### To do
The data below should be restated word for word, with every picture omitted.

Dataset items:
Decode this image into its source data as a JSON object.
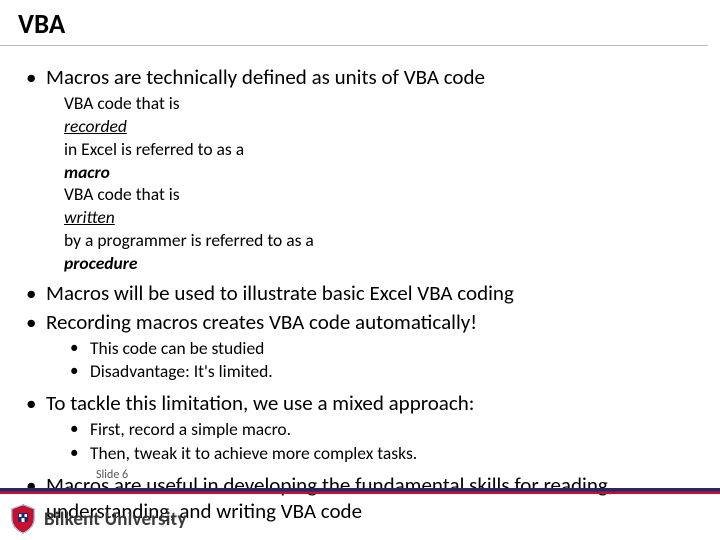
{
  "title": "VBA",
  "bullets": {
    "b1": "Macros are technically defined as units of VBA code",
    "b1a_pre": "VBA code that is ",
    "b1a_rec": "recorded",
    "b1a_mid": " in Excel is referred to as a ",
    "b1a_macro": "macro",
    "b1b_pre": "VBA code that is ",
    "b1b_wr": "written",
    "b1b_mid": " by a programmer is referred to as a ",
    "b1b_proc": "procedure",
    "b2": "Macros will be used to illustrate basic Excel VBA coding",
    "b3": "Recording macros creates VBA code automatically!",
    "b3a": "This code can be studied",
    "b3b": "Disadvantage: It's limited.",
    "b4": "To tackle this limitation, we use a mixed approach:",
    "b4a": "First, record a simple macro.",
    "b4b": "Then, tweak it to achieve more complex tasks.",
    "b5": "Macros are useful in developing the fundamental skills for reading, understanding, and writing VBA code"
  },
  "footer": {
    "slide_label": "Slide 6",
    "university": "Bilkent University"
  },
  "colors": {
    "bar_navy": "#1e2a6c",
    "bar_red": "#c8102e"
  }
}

### Response to the exercise
Decode this image into its source data as a JSON object.
{
  "title": "VBA",
  "bullets": {
    "b1": "Macros are technically defined as units of VBA code",
    "b1a_pre": "VBA code that is ",
    "b1a_rec": "recorded",
    "b1a_mid": " in Excel is referred to as a ",
    "b1a_macro": "macro",
    "b1b_pre": "VBA code that is ",
    "b1b_wr": "written",
    "b1b_mid": " by a programmer is referred to as a ",
    "b1b_proc": "procedure",
    "b2": "Macros will be used to illustrate basic Excel VBA coding",
    "b3": "Recording macros creates VBA code automatically!",
    "b3a": "This code can be studied",
    "b3b": "Disadvantage: It's limited.",
    "b4": "To tackle this limitation, we use a mixed approach:",
    "b4a": "First, record a simple macro.",
    "b4b": "Then, tweak it to achieve more complex tasks.",
    "b5": "Macros are useful in developing the fundamental skills for reading, understanding, and writing VBA code"
  },
  "footer": {
    "slide_label": "Slide 6",
    "university": "Bilkent University"
  },
  "colors": {
    "bar_navy": "#1e2a6c",
    "bar_red": "#c8102e"
  }
}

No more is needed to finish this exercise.